§ Record set:
— Start —

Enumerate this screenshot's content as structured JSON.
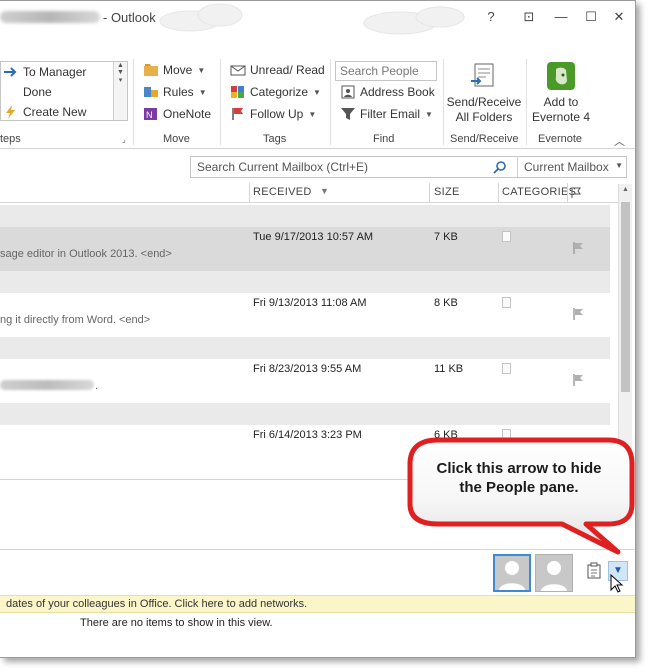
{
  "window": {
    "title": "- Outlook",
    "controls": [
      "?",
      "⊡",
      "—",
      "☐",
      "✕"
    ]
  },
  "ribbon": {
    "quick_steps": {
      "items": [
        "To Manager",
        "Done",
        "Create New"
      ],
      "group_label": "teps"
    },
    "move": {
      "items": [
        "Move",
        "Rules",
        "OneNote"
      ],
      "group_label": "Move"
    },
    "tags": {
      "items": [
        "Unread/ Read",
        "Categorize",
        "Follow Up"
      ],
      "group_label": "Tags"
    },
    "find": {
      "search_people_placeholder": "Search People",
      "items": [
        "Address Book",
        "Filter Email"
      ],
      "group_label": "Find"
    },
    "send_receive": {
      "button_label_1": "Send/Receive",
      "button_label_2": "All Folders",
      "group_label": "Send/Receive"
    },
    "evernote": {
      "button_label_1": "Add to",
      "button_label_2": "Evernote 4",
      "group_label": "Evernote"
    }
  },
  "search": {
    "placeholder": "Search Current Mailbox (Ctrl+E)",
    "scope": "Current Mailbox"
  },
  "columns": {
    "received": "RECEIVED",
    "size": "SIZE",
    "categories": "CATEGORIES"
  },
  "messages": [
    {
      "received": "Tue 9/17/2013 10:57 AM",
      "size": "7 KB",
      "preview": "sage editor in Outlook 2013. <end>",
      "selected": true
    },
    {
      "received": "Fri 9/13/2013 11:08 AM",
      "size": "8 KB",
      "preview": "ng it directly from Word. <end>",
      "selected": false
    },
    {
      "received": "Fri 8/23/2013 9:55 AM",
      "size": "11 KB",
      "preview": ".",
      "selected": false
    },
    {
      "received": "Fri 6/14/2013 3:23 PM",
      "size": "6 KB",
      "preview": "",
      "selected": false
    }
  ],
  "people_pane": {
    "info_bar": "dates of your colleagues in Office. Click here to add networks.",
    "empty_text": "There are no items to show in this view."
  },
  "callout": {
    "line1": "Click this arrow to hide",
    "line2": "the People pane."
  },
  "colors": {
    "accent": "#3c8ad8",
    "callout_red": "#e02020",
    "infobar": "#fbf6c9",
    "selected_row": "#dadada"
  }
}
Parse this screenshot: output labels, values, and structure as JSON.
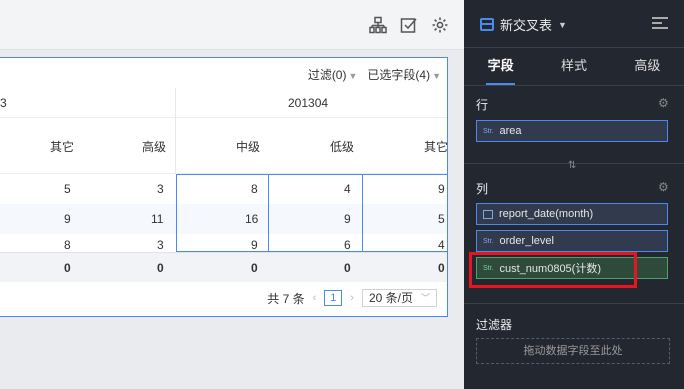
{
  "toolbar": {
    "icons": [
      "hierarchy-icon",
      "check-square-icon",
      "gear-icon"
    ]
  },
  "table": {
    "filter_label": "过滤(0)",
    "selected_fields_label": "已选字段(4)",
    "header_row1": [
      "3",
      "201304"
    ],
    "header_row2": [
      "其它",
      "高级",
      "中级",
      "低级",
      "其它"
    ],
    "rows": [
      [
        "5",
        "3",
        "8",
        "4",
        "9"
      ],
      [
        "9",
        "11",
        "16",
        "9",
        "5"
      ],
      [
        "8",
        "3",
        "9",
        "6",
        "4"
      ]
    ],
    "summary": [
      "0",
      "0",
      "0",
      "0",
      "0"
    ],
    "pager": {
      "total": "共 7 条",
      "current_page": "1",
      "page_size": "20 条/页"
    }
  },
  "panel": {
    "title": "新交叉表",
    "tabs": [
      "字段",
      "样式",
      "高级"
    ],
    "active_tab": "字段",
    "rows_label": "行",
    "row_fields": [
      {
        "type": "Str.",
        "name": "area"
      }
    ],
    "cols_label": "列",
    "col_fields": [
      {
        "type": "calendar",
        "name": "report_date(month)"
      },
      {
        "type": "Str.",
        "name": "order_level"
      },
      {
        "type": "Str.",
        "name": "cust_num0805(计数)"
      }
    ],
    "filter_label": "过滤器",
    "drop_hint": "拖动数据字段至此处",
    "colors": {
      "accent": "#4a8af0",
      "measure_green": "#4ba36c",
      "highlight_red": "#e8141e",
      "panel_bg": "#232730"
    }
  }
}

— End —
— Start —

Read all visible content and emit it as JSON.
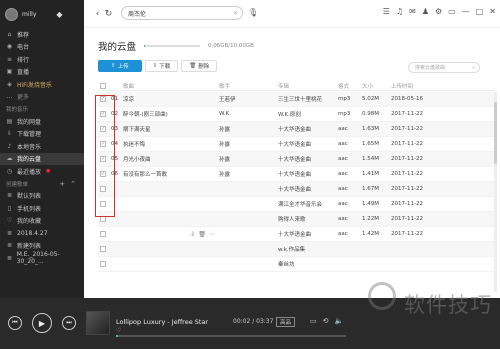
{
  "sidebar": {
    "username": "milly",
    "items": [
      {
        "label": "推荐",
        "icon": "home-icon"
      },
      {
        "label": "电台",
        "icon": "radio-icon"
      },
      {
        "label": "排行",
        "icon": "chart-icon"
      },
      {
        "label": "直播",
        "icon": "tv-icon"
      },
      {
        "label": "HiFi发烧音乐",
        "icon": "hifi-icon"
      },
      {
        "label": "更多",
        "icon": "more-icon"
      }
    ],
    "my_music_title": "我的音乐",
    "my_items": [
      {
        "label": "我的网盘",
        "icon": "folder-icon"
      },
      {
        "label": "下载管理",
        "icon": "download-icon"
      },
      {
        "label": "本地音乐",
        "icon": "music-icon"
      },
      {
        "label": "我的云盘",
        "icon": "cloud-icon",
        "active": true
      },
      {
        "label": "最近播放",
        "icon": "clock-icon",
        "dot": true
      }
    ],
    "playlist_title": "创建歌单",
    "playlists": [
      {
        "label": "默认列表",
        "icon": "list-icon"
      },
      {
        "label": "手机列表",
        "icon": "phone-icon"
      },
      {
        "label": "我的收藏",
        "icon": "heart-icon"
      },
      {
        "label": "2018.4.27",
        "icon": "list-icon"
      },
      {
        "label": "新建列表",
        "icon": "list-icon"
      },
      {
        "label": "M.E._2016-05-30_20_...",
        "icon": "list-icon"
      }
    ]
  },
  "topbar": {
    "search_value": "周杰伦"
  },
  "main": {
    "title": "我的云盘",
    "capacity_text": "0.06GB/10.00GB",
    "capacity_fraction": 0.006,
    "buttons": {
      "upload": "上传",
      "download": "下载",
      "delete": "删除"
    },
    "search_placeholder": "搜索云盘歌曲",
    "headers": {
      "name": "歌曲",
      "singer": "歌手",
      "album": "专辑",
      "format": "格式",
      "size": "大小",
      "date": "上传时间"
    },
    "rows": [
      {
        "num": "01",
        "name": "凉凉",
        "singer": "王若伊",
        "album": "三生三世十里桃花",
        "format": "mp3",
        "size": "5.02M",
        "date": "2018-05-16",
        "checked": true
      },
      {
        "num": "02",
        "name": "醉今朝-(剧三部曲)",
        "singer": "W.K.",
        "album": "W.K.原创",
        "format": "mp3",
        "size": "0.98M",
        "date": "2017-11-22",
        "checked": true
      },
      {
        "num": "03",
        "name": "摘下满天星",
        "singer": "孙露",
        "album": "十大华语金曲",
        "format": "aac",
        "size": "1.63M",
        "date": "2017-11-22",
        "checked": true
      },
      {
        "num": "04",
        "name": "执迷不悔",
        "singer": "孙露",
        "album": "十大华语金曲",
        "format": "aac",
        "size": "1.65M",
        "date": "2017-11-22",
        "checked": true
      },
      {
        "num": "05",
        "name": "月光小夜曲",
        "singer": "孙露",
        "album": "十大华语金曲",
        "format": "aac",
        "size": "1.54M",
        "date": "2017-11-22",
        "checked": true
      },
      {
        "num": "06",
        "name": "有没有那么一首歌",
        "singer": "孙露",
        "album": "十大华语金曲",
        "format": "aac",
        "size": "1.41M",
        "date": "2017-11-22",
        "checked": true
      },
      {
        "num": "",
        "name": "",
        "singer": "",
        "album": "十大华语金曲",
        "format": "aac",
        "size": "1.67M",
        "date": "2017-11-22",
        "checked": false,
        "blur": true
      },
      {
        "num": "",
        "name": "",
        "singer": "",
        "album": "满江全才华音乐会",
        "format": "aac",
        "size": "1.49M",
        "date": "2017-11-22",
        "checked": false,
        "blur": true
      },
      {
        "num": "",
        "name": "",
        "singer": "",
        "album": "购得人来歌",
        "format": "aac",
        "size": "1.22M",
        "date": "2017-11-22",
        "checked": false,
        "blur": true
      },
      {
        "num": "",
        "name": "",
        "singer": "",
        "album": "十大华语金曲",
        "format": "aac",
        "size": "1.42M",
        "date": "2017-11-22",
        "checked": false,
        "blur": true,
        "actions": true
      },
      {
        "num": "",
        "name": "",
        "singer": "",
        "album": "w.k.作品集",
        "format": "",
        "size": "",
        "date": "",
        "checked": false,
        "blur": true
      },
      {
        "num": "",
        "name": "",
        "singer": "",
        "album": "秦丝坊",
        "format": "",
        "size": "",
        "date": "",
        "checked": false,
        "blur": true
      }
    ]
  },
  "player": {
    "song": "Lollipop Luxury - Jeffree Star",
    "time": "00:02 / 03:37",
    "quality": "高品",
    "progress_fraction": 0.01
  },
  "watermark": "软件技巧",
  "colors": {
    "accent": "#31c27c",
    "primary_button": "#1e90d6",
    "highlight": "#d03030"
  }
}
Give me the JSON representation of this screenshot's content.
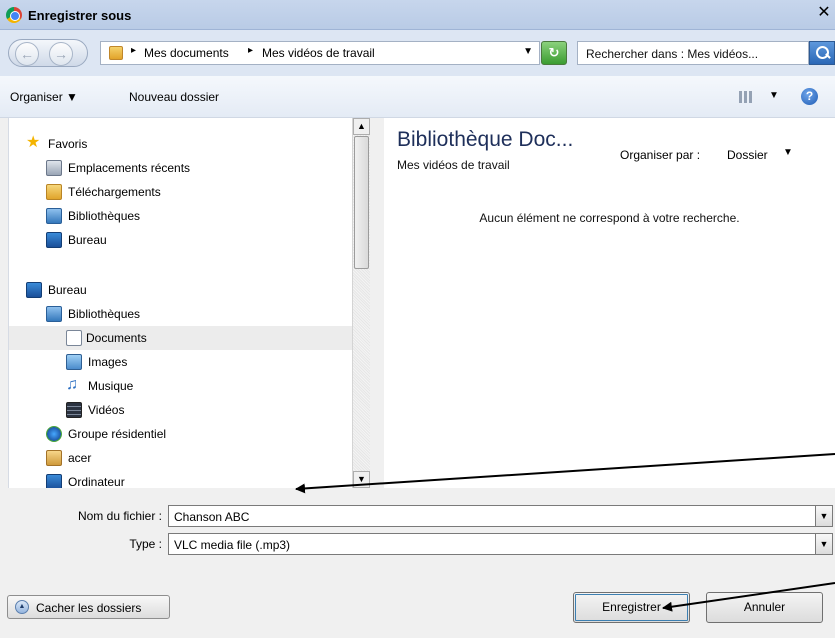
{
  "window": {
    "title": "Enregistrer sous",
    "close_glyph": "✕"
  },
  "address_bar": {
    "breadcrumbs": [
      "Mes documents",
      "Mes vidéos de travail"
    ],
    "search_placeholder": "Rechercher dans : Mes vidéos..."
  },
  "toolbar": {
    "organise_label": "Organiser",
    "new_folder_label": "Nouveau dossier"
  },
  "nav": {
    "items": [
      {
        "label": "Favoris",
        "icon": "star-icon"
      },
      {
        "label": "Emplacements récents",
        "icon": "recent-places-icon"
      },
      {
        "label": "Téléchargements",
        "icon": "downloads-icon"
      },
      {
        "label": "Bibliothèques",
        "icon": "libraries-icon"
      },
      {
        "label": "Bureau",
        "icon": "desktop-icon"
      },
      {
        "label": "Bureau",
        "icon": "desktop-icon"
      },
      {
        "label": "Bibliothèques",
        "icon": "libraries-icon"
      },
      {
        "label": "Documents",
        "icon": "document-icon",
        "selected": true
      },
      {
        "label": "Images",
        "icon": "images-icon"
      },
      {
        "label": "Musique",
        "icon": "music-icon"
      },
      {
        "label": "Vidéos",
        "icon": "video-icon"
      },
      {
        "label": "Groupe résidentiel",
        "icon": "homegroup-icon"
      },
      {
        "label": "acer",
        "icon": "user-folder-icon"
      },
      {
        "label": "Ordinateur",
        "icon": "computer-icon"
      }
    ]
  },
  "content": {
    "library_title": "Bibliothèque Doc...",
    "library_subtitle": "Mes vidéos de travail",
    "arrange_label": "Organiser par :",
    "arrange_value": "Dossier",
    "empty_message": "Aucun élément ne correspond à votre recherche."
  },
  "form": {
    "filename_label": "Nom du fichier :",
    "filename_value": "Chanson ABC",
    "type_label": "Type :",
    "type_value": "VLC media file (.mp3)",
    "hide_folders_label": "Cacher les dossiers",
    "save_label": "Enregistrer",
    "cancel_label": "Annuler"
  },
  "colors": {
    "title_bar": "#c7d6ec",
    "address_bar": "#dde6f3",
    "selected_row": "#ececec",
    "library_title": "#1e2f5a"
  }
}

— End —

§ Exercise requirements: Go through the listing above and report how many of its lines contain the word "Organiser", with only the number as output.

§ Written solution: 2